(Objective):
Scan the listing below and copy every line holding "Windspeed".

(Entries provided):
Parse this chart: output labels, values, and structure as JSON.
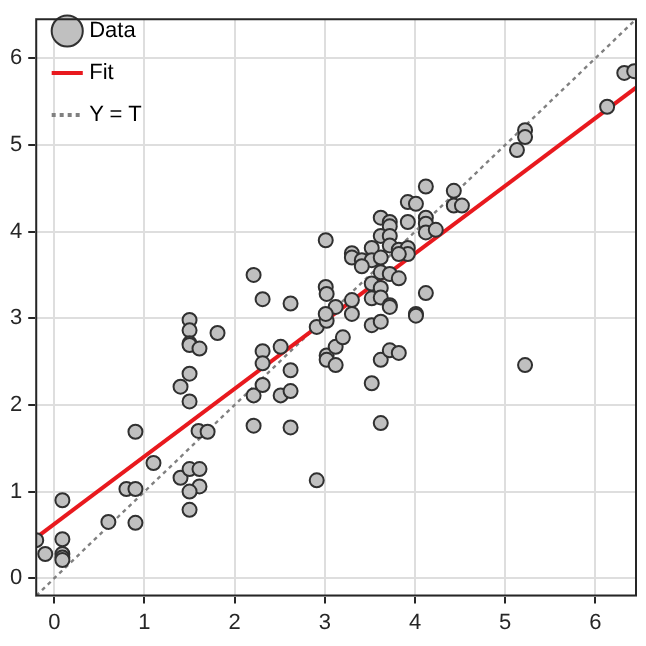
{
  "chart_data": {
    "type": "scatter",
    "xlim": [
      -0.2,
      6.45
    ],
    "ylim": [
      -0.2,
      6.45
    ],
    "xticks": [
      0,
      1,
      2,
      3,
      4,
      5,
      6
    ],
    "yticks": [
      0,
      1,
      2,
      3,
      4,
      5,
      6
    ],
    "grid": true,
    "legend": "top left",
    "series": [
      {
        "name": "Data",
        "marker": "circle",
        "color": "#c0c0c0",
        "x": [
          -0.2,
          -0.1,
          0.09,
          0.09,
          0.09,
          0.09,
          0.09,
          0.6,
          0.8,
          0.9,
          0.9,
          0.9,
          1.1,
          1.4,
          1.5,
          1.5,
          1.5,
          1.5,
          1.61,
          1.81,
          1.5,
          1.5,
          1.6,
          1.7,
          1.4,
          1.5,
          1.61,
          1.61,
          1.5,
          1.5,
          2.21,
          2.21,
          2.31,
          2.31,
          2.31,
          2.51,
          2.51,
          2.62,
          2.62,
          2.62,
          2.91,
          2.91,
          3.02,
          3.02,
          3.02,
          3.12,
          3.12,
          3.12,
          3.2,
          3.01,
          2.21,
          2.31,
          2.62,
          3.01,
          3.01,
          4.12,
          3.92,
          4.01,
          4.43,
          4.43,
          4.52,
          3.62,
          3.72,
          3.72,
          3.92,
          4.12,
          4.12,
          4.12,
          4.23,
          3.62,
          3.72,
          3.72,
          3.52,
          3.82,
          3.92,
          3.92,
          3.82,
          3.3,
          3.3,
          3.41,
          3.52,
          3.41,
          3.62,
          3.62,
          3.72,
          3.52,
          3.62,
          3.82,
          4.12,
          3.02,
          3.3,
          3.52,
          3.62,
          3.72,
          3.3,
          4.01,
          5.13,
          5.22,
          5.22,
          6.13,
          6.32,
          6.43,
          3.52,
          3.62,
          3.72,
          4.01,
          3.62,
          3.72,
          3.82,
          3.52,
          3.62,
          5.22
        ],
        "values": [
          0.44,
          0.28,
          0.9,
          0.45,
          0.28,
          0.24,
          0.21,
          0.65,
          1.03,
          1.03,
          0.64,
          1.69,
          1.33,
          2.21,
          2.98,
          2.86,
          2.71,
          2.69,
          2.65,
          2.83,
          2.36,
          2.04,
          1.7,
          1.69,
          1.16,
          1.26,
          1.26,
          1.06,
          1.0,
          0.79,
          2.11,
          1.76,
          2.62,
          2.48,
          2.23,
          2.67,
          2.11,
          2.4,
          2.16,
          1.74,
          1.13,
          2.9,
          2.97,
          2.57,
          2.52,
          2.46,
          2.67,
          3.13,
          2.78,
          3.9,
          3.5,
          3.22,
          3.17,
          3.36,
          3.05,
          4.52,
          4.34,
          4.32,
          4.47,
          4.3,
          4.3,
          4.16,
          4.11,
          4.06,
          4.11,
          4.16,
          4.09,
          3.99,
          4.02,
          3.95,
          3.95,
          3.84,
          3.81,
          3.79,
          3.81,
          3.74,
          3.74,
          3.75,
          3.7,
          3.67,
          3.67,
          3.6,
          3.7,
          3.53,
          3.51,
          3.4,
          3.35,
          3.46,
          3.29,
          3.28,
          3.21,
          3.23,
          3.24,
          3.15,
          3.05,
          3.05,
          4.94,
          5.17,
          5.09,
          5.44,
          5.83,
          5.85,
          2.92,
          2.96,
          3.13,
          3.03,
          2.52,
          2.63,
          2.6,
          2.25,
          1.79,
          2.46
        ]
      },
      {
        "name": "Fit",
        "type": "line",
        "marker": "none",
        "line_style": "solid",
        "color": "#e8191e",
        "x": [
          -0.2,
          6.45
        ],
        "values": [
          0.47,
          5.66
        ]
      },
      {
        "name": "Y = T",
        "type": "line",
        "marker": "none",
        "line_style": "dotted",
        "color": "#808080",
        "x": [
          -0.2,
          6.45
        ],
        "values": [
          -0.2,
          6.45
        ]
      }
    ]
  }
}
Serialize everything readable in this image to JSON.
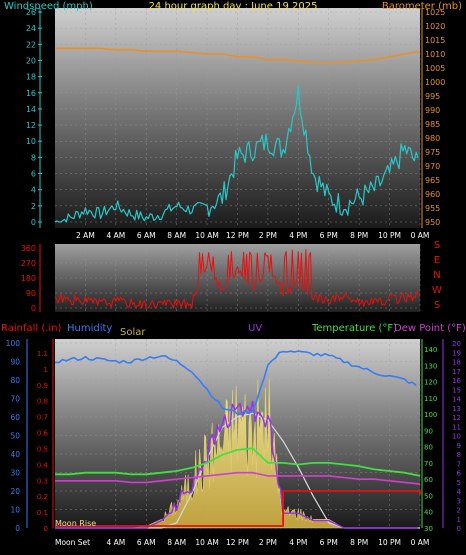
{
  "chart_data": [
    {
      "type": "line",
      "title": "24 hour graph day : June 19 2025",
      "ylabel": "Windspeed (mph)",
      "ylabel_right": "Barometer (mb)",
      "ylim": [
        0,
        26
      ],
      "ylim_right": [
        950,
        1025
      ],
      "yticks": [
        "0",
        "2",
        "4",
        "6",
        "8",
        "10",
        "12",
        "14",
        "16",
        "18",
        "20",
        "22",
        "24",
        "26"
      ],
      "yticks_right": [
        "950",
        "955",
        "960",
        "965",
        "970",
        "975",
        "980",
        "985",
        "990",
        "995",
        "1000",
        "1005",
        "1010",
        "1015",
        "1020",
        "1025"
      ],
      "xticks": [
        "2 AM",
        "4 AM",
        "6 AM",
        "8 AM",
        "10 AM",
        "12 PM",
        "2 PM",
        "4 PM",
        "6 PM",
        "8 PM",
        "10 PM",
        "0 AM"
      ],
      "x_hours": [
        0,
        1,
        2,
        3,
        4,
        5,
        6,
        7,
        8,
        9,
        10,
        11,
        12,
        13,
        14,
        15,
        16,
        17,
        18,
        19,
        20,
        21,
        22,
        23,
        24
      ],
      "series": [
        {
          "name": "Windspeed (mph)",
          "color": "#28c8c8",
          "values": [
            0,
            0.5,
            1.5,
            1,
            2,
            1,
            0.5,
            1,
            2,
            1.5,
            2,
            3,
            8,
            9,
            10,
            9,
            16,
            6,
            3,
            2,
            3,
            4,
            6,
            9,
            7
          ]
        },
        {
          "name": "Barometer (mb)",
          "color": "#e8902a",
          "values": [
            1012,
            1012,
            1012,
            1012,
            1011.5,
            1011.5,
            1011,
            1011,
            1011,
            1010.5,
            1010,
            1010,
            1009,
            1009,
            1008,
            1008,
            1007.5,
            1007,
            1007,
            1007,
            1007.5,
            1008,
            1009,
            1010,
            1011
          ]
        }
      ]
    },
    {
      "type": "line",
      "ylabel_right": "S E N W S",
      "direction_letters": [
        "S",
        "E",
        "N",
        "W",
        "S"
      ],
      "ylim": [
        0,
        360
      ],
      "yticks": [
        "0",
        "90",
        "180",
        "270",
        "360"
      ],
      "x_hours": [
        0,
        1,
        2,
        3,
        4,
        5,
        6,
        7,
        8,
        9,
        10,
        11,
        12,
        13,
        14,
        15,
        16,
        17,
        18,
        19,
        20,
        21,
        22,
        23,
        24
      ],
      "series": [
        {
          "name": "Wind direction",
          "color": "#e81010",
          "values": [
            60,
            50,
            40,
            30,
            40,
            30,
            20,
            30,
            20,
            30,
            280,
            100,
            220,
            120,
            240,
            90,
            150,
            60,
            50,
            70,
            40,
            30,
            50,
            60,
            80
          ]
        }
      ]
    },
    {
      "type": "line",
      "labels": {
        "rainfall": "Rainfall (.in)",
        "humidity": "Humidity",
        "solar": "Solar",
        "uv": "UV",
        "temperature": "Temperature (°F)",
        "dewpoint": "Dew Point (°F)"
      },
      "yticks_rain": [
        "0",
        "0.1",
        "0.2",
        "0.3",
        "0.4",
        "0.5",
        "0.6",
        "0.7",
        "0.8",
        "0.9",
        "1",
        "1.1"
      ],
      "yticks_humidity": [
        "0",
        "10",
        "20",
        "30",
        "40",
        "50",
        "60",
        "70",
        "80",
        "90",
        "100"
      ],
      "yticks_temp": [
        "30",
        "40",
        "50",
        "60",
        "70",
        "80",
        "90",
        "100",
        "110",
        "120",
        "130",
        "140"
      ],
      "yticks_uv": [
        "0",
        "1",
        "2",
        "3",
        "4",
        "5",
        "6",
        "7",
        "8",
        "9",
        "10",
        "11",
        "12",
        "13",
        "14",
        "15",
        "16",
        "17",
        "18",
        "19",
        "20"
      ],
      "xticks": [
        "4 AM",
        "6 AM",
        "8 AM",
        "10 AM",
        "12 PM",
        "2 PM",
        "4 PM",
        "6 PM",
        "8 PM",
        "10 PM",
        "0 AM"
      ],
      "annotations": [
        "Moon Rise",
        "Moon Set"
      ],
      "x_hours": [
        0,
        1,
        2,
        3,
        4,
        5,
        6,
        7,
        8,
        9,
        10,
        11,
        12,
        13,
        14,
        15,
        16,
        17,
        18,
        19,
        20,
        21,
        22,
        23,
        24
      ],
      "series": [
        {
          "name": "Humidity",
          "color": "#3a7cf0",
          "values": [
            90,
            91,
            92,
            91,
            90,
            90,
            92,
            93,
            90,
            85,
            75,
            65,
            62,
            63,
            88,
            96,
            95,
            94,
            93,
            90,
            87,
            84,
            82,
            80,
            76
          ]
        },
        {
          "name": "Temperature (°F)",
          "color": "#40e040",
          "values": [
            63,
            63,
            64,
            64,
            64,
            63,
            63,
            64,
            65,
            67,
            70,
            75,
            78,
            79,
            70,
            70,
            69,
            70,
            70,
            69,
            68,
            66,
            65,
            64,
            62
          ]
        },
        {
          "name": "Dew Point (°F)",
          "color": "#d040d0",
          "values": [
            59,
            59,
            59,
            59,
            59,
            58,
            58,
            59,
            60,
            61,
            62,
            63,
            64,
            64,
            62,
            62,
            62,
            62,
            62,
            61,
            60,
            60,
            59,
            58,
            57
          ]
        },
        {
          "name": "Rainfall (.in)",
          "color": "#e81010",
          "values": [
            0,
            0,
            0,
            0,
            0,
            0,
            0,
            0,
            0,
            0,
            0,
            0,
            0,
            0,
            0,
            0.22,
            0.22,
            0.22,
            0.22,
            0.22,
            0.22,
            0.22,
            0.22,
            0.22,
            0.2
          ]
        },
        {
          "name": "UV",
          "color": "#9a30e8",
          "values": [
            0,
            0,
            0,
            0,
            0,
            0,
            0,
            0.5,
            1.5,
            3,
            5,
            7,
            8,
            8,
            7.5,
            1,
            1,
            0.5,
            0.5,
            0,
            0,
            0,
            0,
            0,
            0
          ]
        },
        {
          "name": "Solar",
          "color": "#f0e080",
          "values": [
            0,
            0,
            0,
            0,
            0,
            0,
            0.1,
            0.5,
            1.5,
            3,
            4.5,
            5.5,
            7,
            6,
            7,
            1,
            1,
            0.5,
            0.5,
            0,
            0,
            0,
            0,
            0,
            0
          ]
        },
        {
          "name": "Solar max",
          "color": "#d8d8d8",
          "values": [
            0,
            0,
            0,
            0,
            0,
            0,
            0,
            0,
            0.3,
            2,
            4,
            5.8,
            6.4,
            6.6,
            6.2,
            5,
            3.5,
            1.8,
            0.3,
            0,
            0,
            0,
            0,
            0,
            0
          ]
        }
      ]
    }
  ]
}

(Written answer):
      "ylabel": "Windspeed (mph)",
          "name": "Windspeed (mph)",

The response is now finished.